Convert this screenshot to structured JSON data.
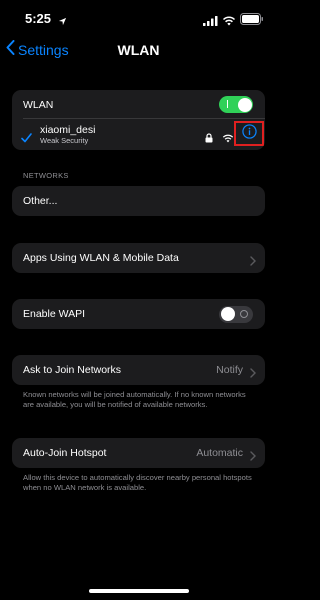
{
  "status_bar": {
    "time": "5:25"
  },
  "nav": {
    "back_label": "Settings",
    "title": "WLAN"
  },
  "wlan_group": {
    "toggle_label": "WLAN",
    "toggle_on": true,
    "connected_network": {
      "name": "xiaomi_desi",
      "security": "Weak Security"
    }
  },
  "networks_section": {
    "header": "NETWORKS",
    "other_label": "Other..."
  },
  "apps_using": {
    "label": "Apps Using WLAN & Mobile Data"
  },
  "wapi": {
    "label": "Enable WAPI",
    "toggle_on": false
  },
  "ask_to_join": {
    "label": "Ask to Join Networks",
    "value": "Notify",
    "footnote": "Known networks will be joined automatically. If no known networks are available, you will be notified of available networks."
  },
  "auto_join": {
    "label": "Auto-Join Hotspot",
    "value": "Automatic",
    "footnote": "Allow this device to automatically discover nearby personal hotspots when no WLAN network is available."
  },
  "colors": {
    "accent": "#0a84ff",
    "toggle_on": "#30d158",
    "highlight_box": "#e02020",
    "cell_background": "#1c1c1e"
  }
}
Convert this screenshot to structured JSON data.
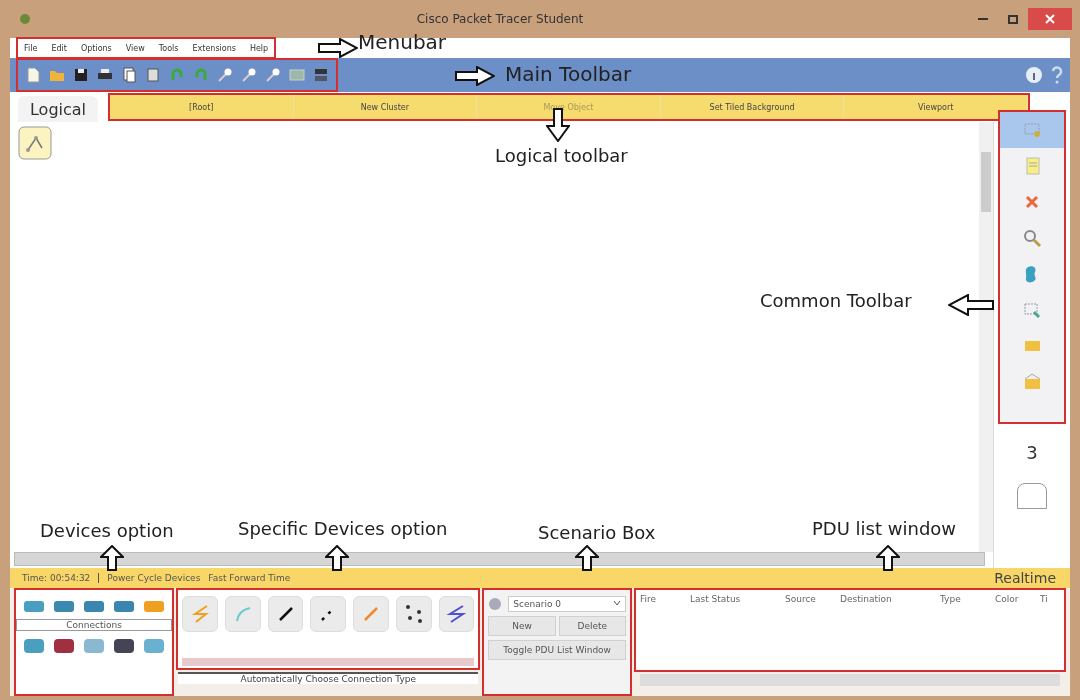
{
  "window": {
    "title": "Cisco Packet Tracer Student"
  },
  "menubar": [
    "File",
    "Edit",
    "Options",
    "View",
    "Tools",
    "Extensions",
    "Help"
  ],
  "workspace_tab": "Logical",
  "logical_toolbar": [
    {
      "label": "[Root]",
      "disabled": false
    },
    {
      "label": "New Cluster",
      "disabled": false
    },
    {
      "label": "Move Object",
      "disabled": true
    },
    {
      "label": "Set Tiled Background",
      "disabled": false
    },
    {
      "label": "Viewport",
      "disabled": false
    }
  ],
  "common_toolbar": [
    {
      "selected": true
    },
    {
      "selected": false
    },
    {
      "selected": false
    },
    {
      "selected": false
    },
    {
      "selected": false
    },
    {
      "selected": false
    },
    {
      "selected": false
    },
    {
      "selected": false
    }
  ],
  "page_number": "3",
  "status_bar": {
    "time": "Time: 00:54:32",
    "actions": [
      "Power Cycle Devices",
      "Fast Forward Time"
    ],
    "mode": "Realtime"
  },
  "devices": {
    "category_label": "Connections"
  },
  "connection_hint": "Automatically Choose Connection Type",
  "scenario": {
    "name": "Scenario 0",
    "buttons": [
      "New",
      "Delete"
    ],
    "toggle": "Toggle PDU List Window"
  },
  "pdu_list": {
    "columns": [
      "Fire",
      "Last Status",
      "Source",
      "Destination",
      "Type",
      "Color",
      "Ti"
    ]
  },
  "annotations": [
    {
      "label": "Menubar"
    },
    {
      "label": "Main Toolbar"
    },
    {
      "label": "Logical toolbar"
    },
    {
      "label": "Common Toolbar"
    },
    {
      "label": "Devices option"
    },
    {
      "label": "Specific Devices option"
    },
    {
      "label": "Scenario Box"
    },
    {
      "label": "PDU list window"
    }
  ]
}
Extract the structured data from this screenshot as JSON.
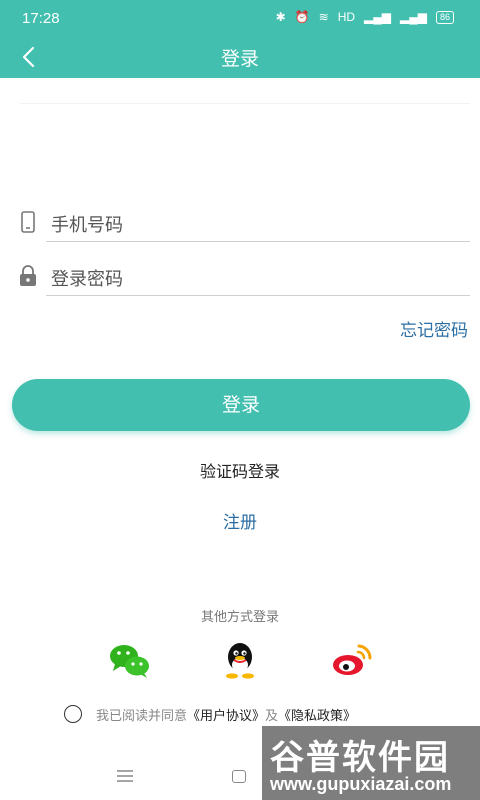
{
  "status_bar": {
    "time": "17:28",
    "network": "HD",
    "battery": "86"
  },
  "app_bar": {
    "title": "登录"
  },
  "form": {
    "phone_placeholder": "手机号码",
    "password_placeholder": "登录密码",
    "forgot_password": "忘记密码",
    "login_button": "登录",
    "sms_login": "验证码登录",
    "register": "注册"
  },
  "other_login": {
    "label": "其他方式登录",
    "providers": [
      "wechat",
      "qq",
      "weibo"
    ]
  },
  "agreement": {
    "prefix": "我已阅读并同意",
    "user_agreement": "《用户协议》",
    "and": "及",
    "privacy_policy": "《隐私政策》"
  },
  "watermark": {
    "title": "谷普软件园",
    "url": "www.gupuxiazai.com"
  },
  "colors": {
    "accent": "#43bfb0",
    "link": "#2b6ea3"
  }
}
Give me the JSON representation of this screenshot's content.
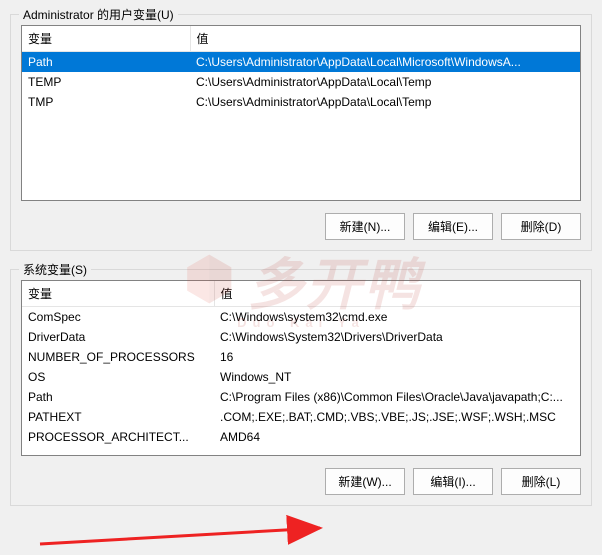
{
  "user_section": {
    "label": "Administrator 的用户变量(U)",
    "columns": {
      "name": "变量",
      "value": "值"
    },
    "rows": [
      {
        "name": "Path",
        "value": "C:\\Users\\Administrator\\AppData\\Local\\Microsoft\\WindowsA...",
        "selected": true
      },
      {
        "name": "TEMP",
        "value": "C:\\Users\\Administrator\\AppData\\Local\\Temp",
        "selected": false
      },
      {
        "name": "TMP",
        "value": "C:\\Users\\Administrator\\AppData\\Local\\Temp",
        "selected": false
      }
    ],
    "buttons": {
      "new": "新建(N)...",
      "edit": "编辑(E)...",
      "delete": "删除(D)"
    }
  },
  "system_section": {
    "label": "系统变量(S)",
    "columns": {
      "name": "变量",
      "value": "值"
    },
    "rows": [
      {
        "name": "ComSpec",
        "value": "C:\\Windows\\system32\\cmd.exe"
      },
      {
        "name": "DriverData",
        "value": "C:\\Windows\\System32\\Drivers\\DriverData"
      },
      {
        "name": "NUMBER_OF_PROCESSORS",
        "value": "16"
      },
      {
        "name": "OS",
        "value": "Windows_NT"
      },
      {
        "name": "Path",
        "value": "C:\\Program Files (x86)\\Common Files\\Oracle\\Java\\javapath;C:..."
      },
      {
        "name": "PATHEXT",
        "value": ".COM;.EXE;.BAT;.CMD;.VBS;.VBE;.JS;.JSE;.WSF;.WSH;.MSC"
      },
      {
        "name": "PROCESSOR_ARCHITECT...",
        "value": "AMD64"
      }
    ],
    "buttons": {
      "new": "新建(W)...",
      "edit": "编辑(I)...",
      "delete": "删除(L)"
    }
  },
  "watermark": {
    "text": "多开鸭",
    "sub": "Duo Kai Ya"
  }
}
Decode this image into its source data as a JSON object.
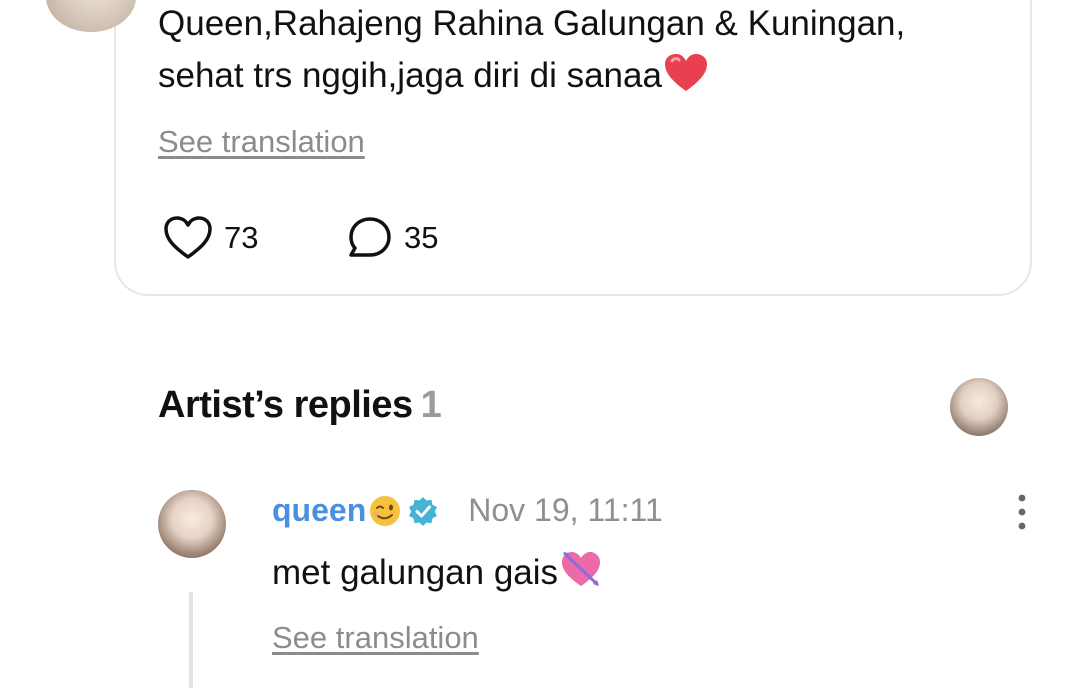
{
  "post": {
    "text_line1": "Queen,Rahajeng Rahina Galungan & Kuningan,",
    "text_line2": "sehat trs nggih,jaga diri di sanaa",
    "see_translation": "See translation",
    "likes": "73",
    "comments": "35"
  },
  "artist_replies": {
    "title": "Artist’s replies",
    "count": "1"
  },
  "reply": {
    "name": "queen",
    "date": "Nov 19, 11:11",
    "text": "met galungan gais",
    "see_translation": "See translation"
  },
  "colors": {
    "accent_blue": "#4a90e2",
    "verified_badge": "#45b3d6",
    "muted_gray": "#8c8c8c"
  },
  "icons": [
    "heart-icon",
    "comment-bubble-icon",
    "verified-badge-icon",
    "more-vertical-icon",
    "red-heart-emoji",
    "wink-emoji",
    "heart-arrow-emoji"
  ]
}
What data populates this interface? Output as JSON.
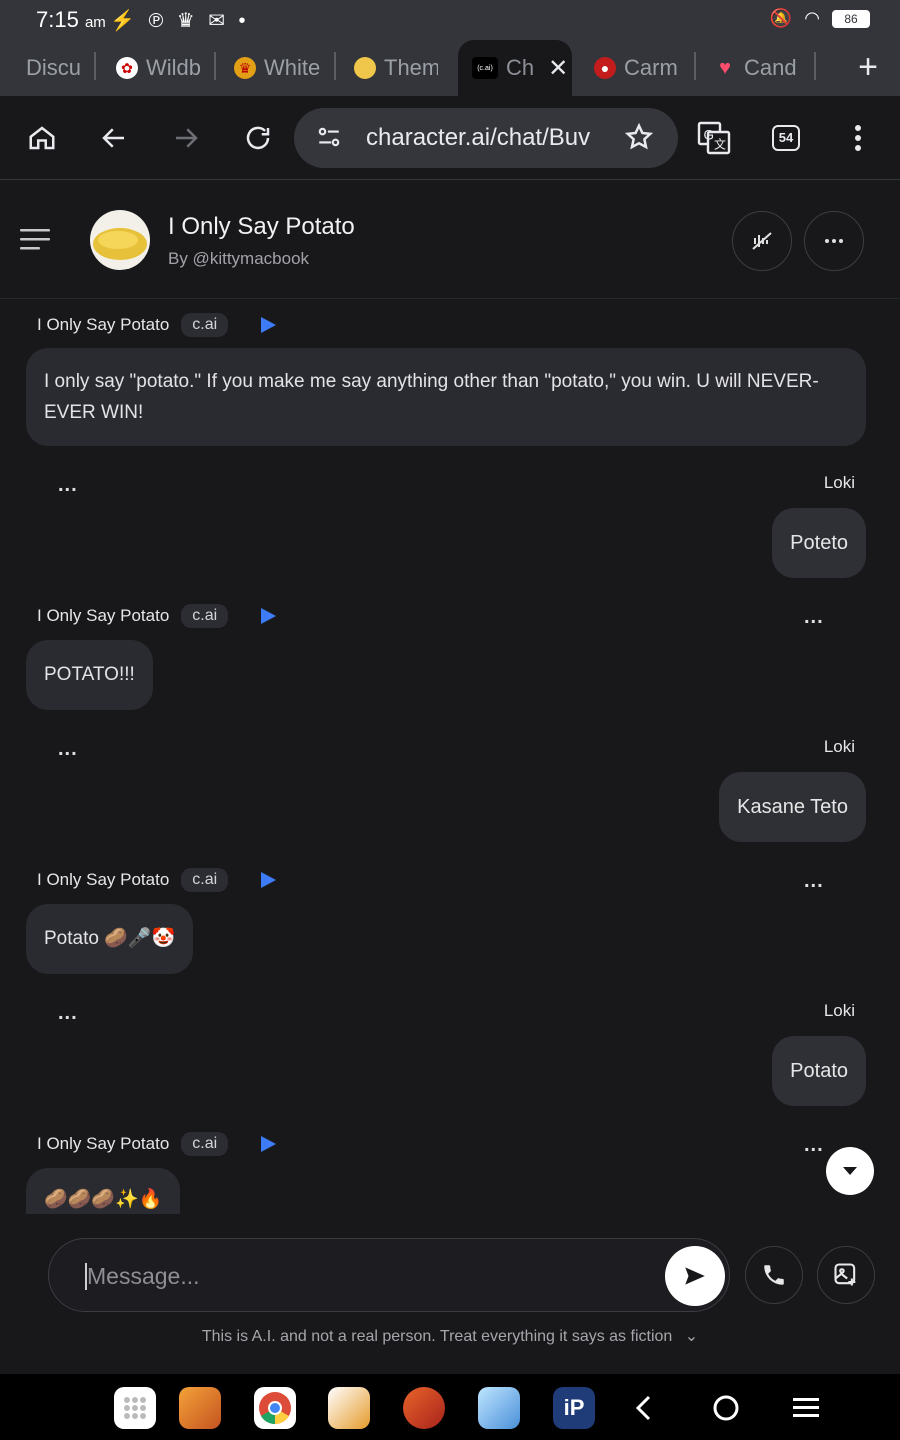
{
  "status": {
    "time": "7:15",
    "ampm": "am",
    "battery": "86"
  },
  "tabs": [
    {
      "label": "Discu"
    },
    {
      "label": "Wildb"
    },
    {
      "label": "White"
    },
    {
      "label": "Them"
    },
    {
      "label": "Ch",
      "active": true,
      "icon_text": "(c.ai)"
    },
    {
      "label": "Carm"
    },
    {
      "label": "Cand"
    }
  ],
  "toolbar": {
    "url": "character.ai/chat/Buv",
    "tab_count": "54"
  },
  "header": {
    "name": "I Only Say Potato",
    "by": "By @kittymacbook"
  },
  "messages": [
    {
      "role": "bot",
      "name": "I Only Say Potato",
      "badge": "c.ai",
      "text": "I only say \"potato.\" If you make me say anything other than \"potato,\" you win. U will NEVER-EVER WIN!"
    },
    {
      "role": "user",
      "name": "Loki",
      "text": "Poteto"
    },
    {
      "role": "bot",
      "name": "I Only Say Potato",
      "badge": "c.ai",
      "text": "POTATO!!!"
    },
    {
      "role": "user",
      "name": "Loki",
      "text": "Kasane Teto"
    },
    {
      "role": "bot",
      "name": "I Only Say Potato",
      "badge": "c.ai",
      "text": "Potato 🥔🎤🤡"
    },
    {
      "role": "user",
      "name": "Loki",
      "text": "Potato"
    },
    {
      "role": "bot",
      "name": "I Only Say Potato",
      "badge": "c.ai",
      "text": "🥔🥔🥔✨🔥"
    }
  ],
  "more_dots": "...",
  "composer": {
    "placeholder": "Message...",
    "disclaimer": "This is A.I. and not a real person. Treat everything it says as fiction"
  }
}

• Short problem:
Find every line in the records that has the string "screenshot", then state how many there are and nothing else.

• Exercise answer:
4